Records that describe figures »
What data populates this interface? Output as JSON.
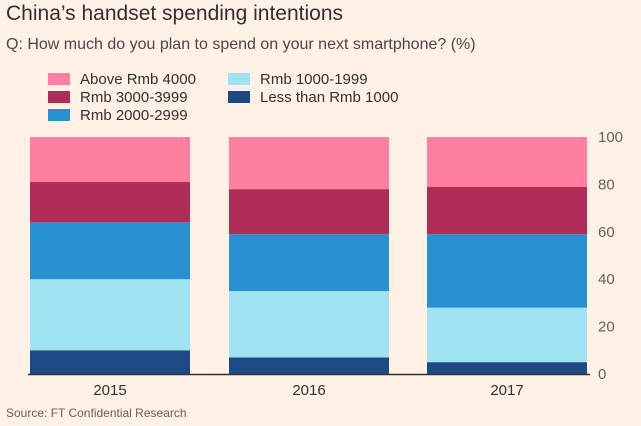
{
  "header": {
    "title": "China’s handset spending intentions",
    "subtitle": "Q: How much do you plan to spend on your next smartphone? (%)"
  },
  "footer": {
    "source": "Source: FT Confidential Research"
  },
  "colors": {
    "background": "#FFF1E5",
    "above_4000": "#FF7FA0",
    "r3000_3999": "#B02C57",
    "r2000_2999": "#2790D0",
    "r1000_1999": "#9EE3F2",
    "below_1000": "#1D4A85",
    "axis_line": "#33302E"
  },
  "chart_data": {
    "type": "bar",
    "stacked": true,
    "title": "China’s handset spending intentions",
    "subtitle": "Q: How much do you plan to spend on your next smartphone? (%)",
    "xlabel": "",
    "ylabel": "%",
    "ylim": [
      0,
      100
    ],
    "yticks": [
      "0",
      "20",
      "40",
      "60",
      "80",
      "100"
    ],
    "y_axis_side": "right",
    "grid": false,
    "legend_position": "top-left",
    "categories": [
      "2015",
      "2016",
      "2017"
    ],
    "series": [
      {
        "name": "Less than Rmb 1000",
        "color_key": "below_1000",
        "values": [
          10,
          7,
          5
        ]
      },
      {
        "name": "Rmb 1000-1999",
        "color_key": "r1000_1999",
        "values": [
          30,
          28,
          23
        ]
      },
      {
        "name": "Rmb 2000-2999",
        "color_key": "r2000_2999",
        "values": [
          24,
          24,
          31
        ]
      },
      {
        "name": "Rmb 3000-3999",
        "color_key": "r3000_3999",
        "values": [
          17,
          19,
          20
        ]
      },
      {
        "name": "Above Rmb 4000",
        "color_key": "above_4000",
        "values": [
          19,
          22,
          21
        ]
      }
    ],
    "legend": [
      {
        "label": "Above Rmb 4000",
        "color_key": "above_4000"
      },
      {
        "label": "Rmb 3000-3999",
        "color_key": "r3000_3999"
      },
      {
        "label": "Rmb 2000-2999",
        "color_key": "r2000_2999"
      },
      {
        "label": "Rmb 1000-1999",
        "color_key": "r1000_1999"
      },
      {
        "label": "Less than Rmb 1000",
        "color_key": "below_1000"
      }
    ]
  }
}
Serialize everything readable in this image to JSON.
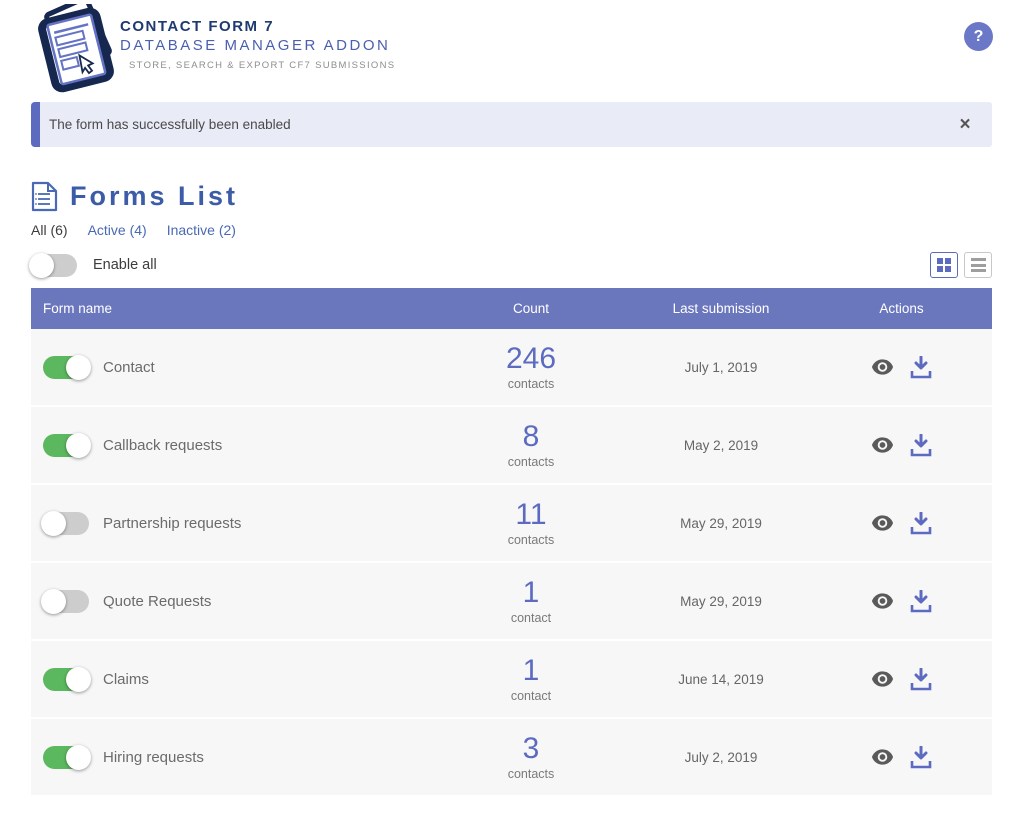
{
  "header": {
    "title_line1": "CONTACT FORM 7",
    "title_line2": "DATABASE MANAGER ADDON",
    "subtitle": "STORE, SEARCH & EXPORT CF7 SUBMISSIONS",
    "help_label": "?"
  },
  "notification": {
    "message": "The form has successfully been enabled",
    "close_label": "×"
  },
  "forms_list": {
    "title": "Forms List",
    "tabs": [
      {
        "label": "All (6)",
        "active": true
      },
      {
        "label": "Active (4)",
        "active": false
      },
      {
        "label": "Inactive (2)",
        "active": false
      }
    ],
    "enable_all_label": "Enable all",
    "view_modes": [
      "grid",
      "list"
    ],
    "table": {
      "columns": [
        "Form name",
        "Count",
        "Last submission",
        "Actions"
      ],
      "rows": [
        {
          "name": "Contact",
          "enabled": true,
          "count": "246",
          "count_unit": "contacts",
          "last_submission": "July 1, 2019"
        },
        {
          "name": "Callback requests",
          "enabled": true,
          "count": "8",
          "count_unit": "contacts",
          "last_submission": "May 2, 2019"
        },
        {
          "name": "Partnership requests",
          "enabled": false,
          "count": "11",
          "count_unit": "contacts",
          "last_submission": "May 29, 2019"
        },
        {
          "name": "Quote Requests",
          "enabled": false,
          "count": "1",
          "count_unit": "contact",
          "last_submission": "May 29, 2019"
        },
        {
          "name": "Claims",
          "enabled": true,
          "count": "1",
          "count_unit": "contact",
          "last_submission": "June 14, 2019"
        },
        {
          "name": "Hiring requests",
          "enabled": true,
          "count": "3",
          "count_unit": "contacts",
          "last_submission": "July 2, 2019"
        }
      ]
    }
  },
  "icons": {
    "help": "question-mark-circle",
    "close": "x-mark",
    "forms_list": "document-outline",
    "view_row": "eye",
    "download_row": "download-tray"
  },
  "colors": {
    "accent": "#5c6bc0",
    "table_header": "#6b77bd",
    "toggle_on": "#5cb85f",
    "banner_bg": "#e9ebf7",
    "title_dark": "#1f3a70",
    "title_light": "#4a5fae",
    "link_blue": "#4a69b4",
    "heading_blue": "#3c5ca8"
  }
}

Given exercise » Restate each entry word for word, leaving out any pictures.

Worked solution »
What data populates this interface? Output as JSON.
{
  "header": {
    "title": "China’s handset spending intentions",
    "subtitle": "Q: How much do you plan to spend on your next smartphone? (%)"
  },
  "footer": {
    "source": "Source: FT Confidential Research"
  },
  "colors": {
    "background": "#FFF1E5",
    "above_4000": "#FF7FA0",
    "r3000_3999": "#B02C57",
    "r2000_2999": "#2790D0",
    "r1000_1999": "#9EE3F2",
    "below_1000": "#1D4A85",
    "axis_line": "#33302E"
  },
  "chart_data": {
    "type": "bar",
    "stacked": true,
    "title": "China’s handset spending intentions",
    "subtitle": "Q: How much do you plan to spend on your next smartphone? (%)",
    "xlabel": "",
    "ylabel": "%",
    "ylim": [
      0,
      100
    ],
    "yticks": [
      "0",
      "20",
      "40",
      "60",
      "80",
      "100"
    ],
    "y_axis_side": "right",
    "grid": false,
    "legend_position": "top-left",
    "categories": [
      "2015",
      "2016",
      "2017"
    ],
    "series": [
      {
        "name": "Less than Rmb 1000",
        "color_key": "below_1000",
        "values": [
          10,
          7,
          5
        ]
      },
      {
        "name": "Rmb 1000-1999",
        "color_key": "r1000_1999",
        "values": [
          30,
          28,
          23
        ]
      },
      {
        "name": "Rmb 2000-2999",
        "color_key": "r2000_2999",
        "values": [
          24,
          24,
          31
        ]
      },
      {
        "name": "Rmb 3000-3999",
        "color_key": "r3000_3999",
        "values": [
          17,
          19,
          20
        ]
      },
      {
        "name": "Above Rmb 4000",
        "color_key": "above_4000",
        "values": [
          19,
          22,
          21
        ]
      }
    ],
    "legend": [
      {
        "label": "Above Rmb 4000",
        "color_key": "above_4000"
      },
      {
        "label": "Rmb 3000-3999",
        "color_key": "r3000_3999"
      },
      {
        "label": "Rmb 2000-2999",
        "color_key": "r2000_2999"
      },
      {
        "label": "Rmb 1000-1999",
        "color_key": "r1000_1999"
      },
      {
        "label": "Less than Rmb 1000",
        "color_key": "below_1000"
      }
    ]
  }
}
Serialize everything readable in this image to JSON.
{
  "header": {
    "title_line1": "CONTACT FORM 7",
    "title_line2": "DATABASE MANAGER ADDON",
    "subtitle": "STORE, SEARCH & EXPORT CF7 SUBMISSIONS",
    "help_label": "?"
  },
  "notification": {
    "message": "The form has successfully been enabled",
    "close_label": "×"
  },
  "forms_list": {
    "title": "Forms List",
    "tabs": [
      {
        "label": "All (6)",
        "active": true
      },
      {
        "label": "Active (4)",
        "active": false
      },
      {
        "label": "Inactive (2)",
        "active": false
      }
    ],
    "enable_all_label": "Enable all",
    "view_modes": [
      "grid",
      "list"
    ],
    "table": {
      "columns": [
        "Form name",
        "Count",
        "Last submission",
        "Actions"
      ],
      "rows": [
        {
          "name": "Contact",
          "enabled": true,
          "count": "246",
          "count_unit": "contacts",
          "last_submission": "July 1, 2019"
        },
        {
          "name": "Callback requests",
          "enabled": true,
          "count": "8",
          "count_unit": "contacts",
          "last_submission": "May 2, 2019"
        },
        {
          "name": "Partnership requests",
          "enabled": false,
          "count": "11",
          "count_unit": "contacts",
          "last_submission": "May 29, 2019"
        },
        {
          "name": "Quote Requests",
          "enabled": false,
          "count": "1",
          "count_unit": "contact",
          "last_submission": "May 29, 2019"
        },
        {
          "name": "Claims",
          "enabled": true,
          "count": "1",
          "count_unit": "contact",
          "last_submission": "June 14, 2019"
        },
        {
          "name": "Hiring requests",
          "enabled": true,
          "count": "3",
          "count_unit": "contacts",
          "last_submission": "July 2, 2019"
        }
      ]
    }
  },
  "icons": {
    "help": "question-mark-circle",
    "close": "x-mark",
    "forms_list": "document-outline",
    "view_row": "eye",
    "download_row": "download-tray"
  },
  "colors": {
    "accent": "#5c6bc0",
    "table_header": "#6b77bd",
    "toggle_on": "#5cb85f",
    "banner_bg": "#e9ebf7",
    "title_dark": "#1f3a70",
    "title_light": "#4a5fae",
    "link_blue": "#4a69b4",
    "heading_blue": "#3c5ca8"
  }
}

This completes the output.